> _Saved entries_
========================================

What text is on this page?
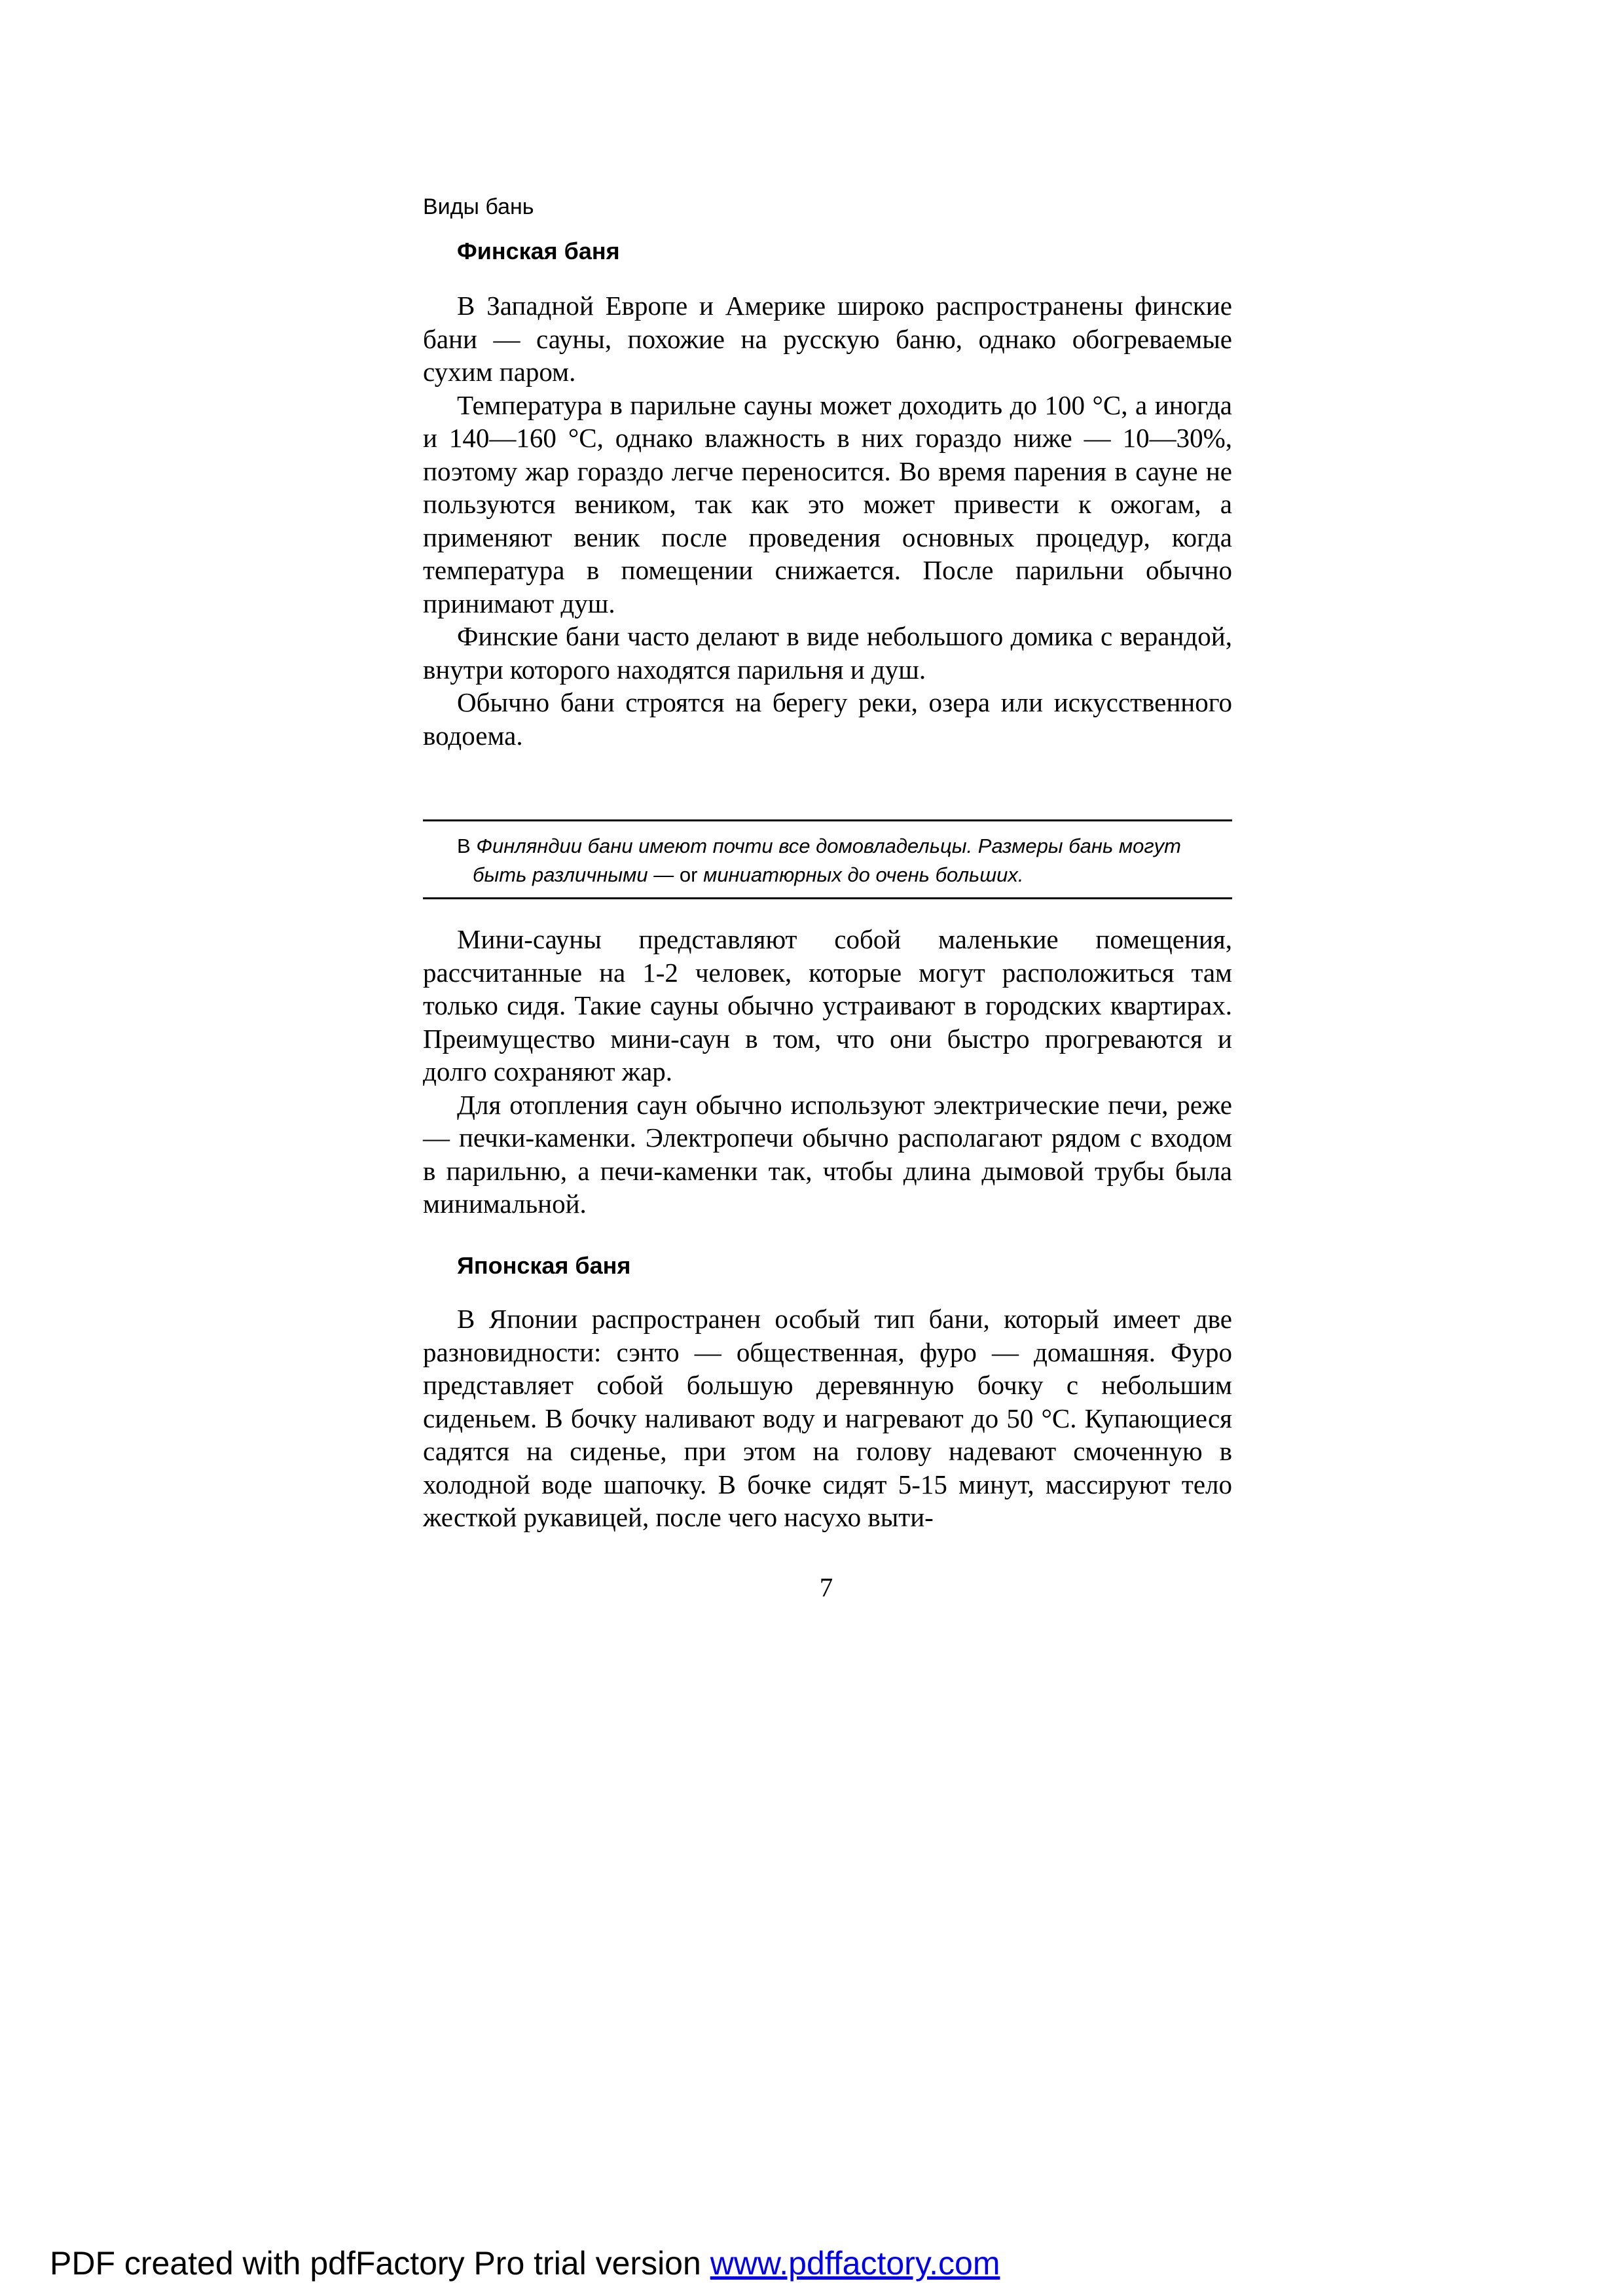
Виды бань
Финская баня

В Западной Европе и Америке широко распространены финские бани — сауны, похожие на русскую баню, однако обогреваемые сухим паром.

Температура в парильне сауны может доходить до 100 °С, а иногда и 140—160 °С, однако влажность в них гораздо ниже — 10—30%, поэтому жар гораздо легче переносится. Во время парения в сауне не пользуются веником, так как это может привести к ожогам, а применяют веник после проведения основных процедур, когда температура в помещении снижается. После парильни обычно принимают душ.

Финские бани часто делают в виде небольшого домика с верандой, внутри которого находятся парильня и душ.

Обычно бани строятся на берегу реки, озера или искусственного водоема.

В Финляндии бани имеют почти все домовладельцы. Размеры бань могут быть различными — or миниатюрных до очень больших.

Мини-сауны представляют собой маленькие помещения, рассчитанные на 1-2 человек, которые могут расположиться там только сидя. Такие сауны обычно устраивают в городских квартирах. Преимущество мини-саун в том, что они быстро прогреваются и долго сохраняют жар.

Для отопления саун обычно используют электрические печи, реже — печки-каменки. Электропечи обычно располагают рядом с входом в парильню, а печи-каменки так, чтобы длина дымовой трубы была минимальной.

Японская баня

В Японии распространен особый тип бани, который имеет две разновидности: сэнто — общественная, фуро — домашняя. Фуро представляет собой большую деревянную бочку с небольшим сиденьем. В бочку наливают воду и нагревают до 50 °С. Купающиеся садятся на сиденье, при этом на голову надевают смоченную в холодной воде шапочку. В бочке сидят 5-15 минут, массируют тело жесткой рукавицей, после чего насухо выти-

7

PDF created with pdfFactory Pro trial version www.pdffactory.com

========================================

> _AIM_
Using the listing above, pull out all lines that hold the word "однако".

> _FINISHED TASK_
В Западной Европе и Америке широко распространены финские бани — сауны, похожие на русскую баню, однако обогреваемые сухим паром.
Температура в парильне сауны может доходить до 100 °С, а иногда и 140—160 °С, однако влажность в них гораздо ниже — 10—30%, поэтому жар гораздо легче переносится. Во время парения в сауне не пользуются веником, так как это может привести к ожогам, а применяют веник после проведения основных процедур, когда температура в помещении снижается. После парильни обычно принимают душ.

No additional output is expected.